● Exercise details: Find the lines with "下列各项中" in them and copy them out.

● Dataset entries:
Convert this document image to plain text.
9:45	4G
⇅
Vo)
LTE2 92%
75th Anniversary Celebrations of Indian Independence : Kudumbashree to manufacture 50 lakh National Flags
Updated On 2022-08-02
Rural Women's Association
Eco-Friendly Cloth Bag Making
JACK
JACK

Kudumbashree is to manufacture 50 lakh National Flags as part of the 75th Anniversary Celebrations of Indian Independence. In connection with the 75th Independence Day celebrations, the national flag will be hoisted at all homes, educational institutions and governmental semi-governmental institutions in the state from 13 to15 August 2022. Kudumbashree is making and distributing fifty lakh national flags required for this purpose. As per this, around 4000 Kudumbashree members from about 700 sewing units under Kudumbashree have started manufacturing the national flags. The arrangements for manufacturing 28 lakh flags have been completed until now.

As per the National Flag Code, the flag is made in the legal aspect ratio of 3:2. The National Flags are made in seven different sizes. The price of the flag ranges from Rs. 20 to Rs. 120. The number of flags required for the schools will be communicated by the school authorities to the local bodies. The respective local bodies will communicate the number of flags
* * *
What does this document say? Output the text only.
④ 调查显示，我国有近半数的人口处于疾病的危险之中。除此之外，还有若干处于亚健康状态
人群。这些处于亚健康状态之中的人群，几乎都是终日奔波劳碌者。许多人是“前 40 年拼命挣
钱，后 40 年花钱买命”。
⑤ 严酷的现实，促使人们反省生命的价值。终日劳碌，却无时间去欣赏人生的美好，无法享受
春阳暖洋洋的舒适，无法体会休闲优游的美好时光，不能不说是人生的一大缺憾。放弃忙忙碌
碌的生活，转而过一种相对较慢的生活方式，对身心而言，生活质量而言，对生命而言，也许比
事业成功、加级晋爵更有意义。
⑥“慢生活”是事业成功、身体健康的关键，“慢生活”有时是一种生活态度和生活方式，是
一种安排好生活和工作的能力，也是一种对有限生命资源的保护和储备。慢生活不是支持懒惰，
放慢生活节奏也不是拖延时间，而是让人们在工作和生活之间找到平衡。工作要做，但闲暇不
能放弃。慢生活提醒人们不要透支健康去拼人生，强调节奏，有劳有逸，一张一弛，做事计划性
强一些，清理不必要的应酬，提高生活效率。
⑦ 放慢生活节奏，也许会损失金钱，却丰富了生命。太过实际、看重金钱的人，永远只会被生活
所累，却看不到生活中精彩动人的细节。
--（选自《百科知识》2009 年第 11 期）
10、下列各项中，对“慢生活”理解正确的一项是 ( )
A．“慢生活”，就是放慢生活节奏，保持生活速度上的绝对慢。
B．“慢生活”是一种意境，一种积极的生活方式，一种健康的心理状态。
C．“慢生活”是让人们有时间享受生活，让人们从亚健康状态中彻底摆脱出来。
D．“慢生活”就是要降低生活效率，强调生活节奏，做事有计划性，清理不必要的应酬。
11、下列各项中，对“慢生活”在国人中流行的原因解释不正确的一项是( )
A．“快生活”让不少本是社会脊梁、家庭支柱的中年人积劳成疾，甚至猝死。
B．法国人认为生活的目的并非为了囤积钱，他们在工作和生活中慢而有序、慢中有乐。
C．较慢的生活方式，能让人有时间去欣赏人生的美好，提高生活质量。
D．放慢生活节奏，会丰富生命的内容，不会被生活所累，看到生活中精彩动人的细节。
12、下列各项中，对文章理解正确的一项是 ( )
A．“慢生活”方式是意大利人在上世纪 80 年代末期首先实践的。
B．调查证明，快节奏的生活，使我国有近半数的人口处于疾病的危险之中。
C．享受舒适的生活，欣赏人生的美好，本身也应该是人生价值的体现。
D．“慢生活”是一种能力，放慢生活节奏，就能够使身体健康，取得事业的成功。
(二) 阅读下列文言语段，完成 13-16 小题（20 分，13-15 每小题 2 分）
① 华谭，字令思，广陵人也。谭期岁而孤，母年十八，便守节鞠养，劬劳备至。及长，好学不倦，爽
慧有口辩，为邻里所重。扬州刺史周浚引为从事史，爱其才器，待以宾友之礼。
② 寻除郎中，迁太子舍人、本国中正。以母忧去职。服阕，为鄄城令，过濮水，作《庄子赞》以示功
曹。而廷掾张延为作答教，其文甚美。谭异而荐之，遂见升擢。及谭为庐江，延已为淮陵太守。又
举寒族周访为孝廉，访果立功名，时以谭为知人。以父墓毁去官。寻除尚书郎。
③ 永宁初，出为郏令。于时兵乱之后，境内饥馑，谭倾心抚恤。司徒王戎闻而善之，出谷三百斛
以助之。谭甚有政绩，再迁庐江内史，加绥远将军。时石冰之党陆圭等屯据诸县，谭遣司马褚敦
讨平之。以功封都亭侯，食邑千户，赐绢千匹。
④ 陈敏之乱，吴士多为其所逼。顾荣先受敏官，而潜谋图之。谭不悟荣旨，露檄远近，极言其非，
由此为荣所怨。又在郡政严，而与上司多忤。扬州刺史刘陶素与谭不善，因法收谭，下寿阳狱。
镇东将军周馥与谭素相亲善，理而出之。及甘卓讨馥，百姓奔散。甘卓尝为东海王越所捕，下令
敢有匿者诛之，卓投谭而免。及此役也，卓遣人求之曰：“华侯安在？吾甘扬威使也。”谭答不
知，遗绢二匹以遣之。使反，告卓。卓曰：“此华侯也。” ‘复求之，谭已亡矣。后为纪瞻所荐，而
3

● Reply to the exercise:
10、下列各项中，对“慢生活”理解正确的一项是 ( )
11、下列各项中，对“慢生活”在国人中流行的原因解释不正确的一项是( )
12、下列各项中，对文章理解正确的一项是 ( )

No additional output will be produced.